From the data that follows, copy every line holding the string "because".
━━━━━ Task data
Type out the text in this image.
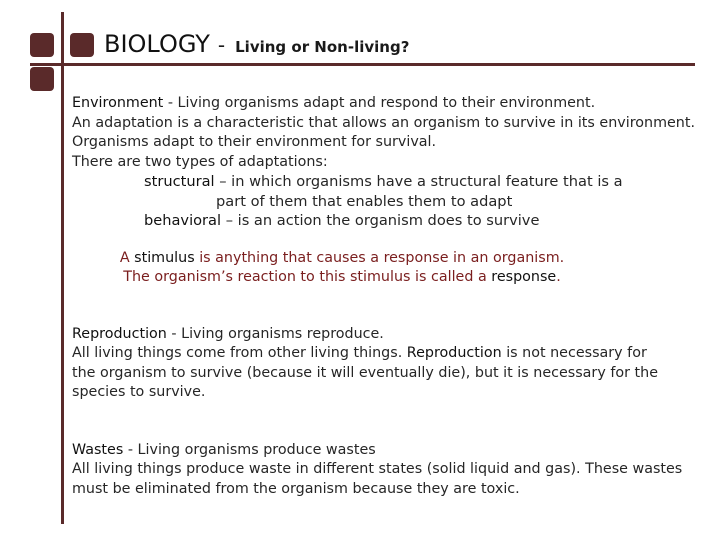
BIOLOGY - Living or Non-living?

Environment - Living organisms adapt and respond to their environment.

An adaptation is a characteristic that allows an organism to survive in its environment.

Organisms adapt to their environment for survival.

There are two types of adaptations:

structural – in which organisms have a structural feature that is a

part of them that enables them to adapt

behavioral – is an action the organism does to survive

A stimulus is anything that causes a response in an organism.

The organism’s reaction to this stimulus is called a response.

Reproduction - Living organisms reproduce.

All living things come from other living things. Reproduction is not necessary for

the organism to survive (because it will eventually die), but it is necessary for the

species to survive.

Wastes - Living organisms produce wastes

All living things produce waste in different states (solid liquid and gas). These wastes

must be eliminated from the organism because they are toxic.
━━━━━━━━━━
◆ Task answer
the organism to survive (because it will eventually die), but it is necessary for the
must be eliminated from the organism because they are toxic.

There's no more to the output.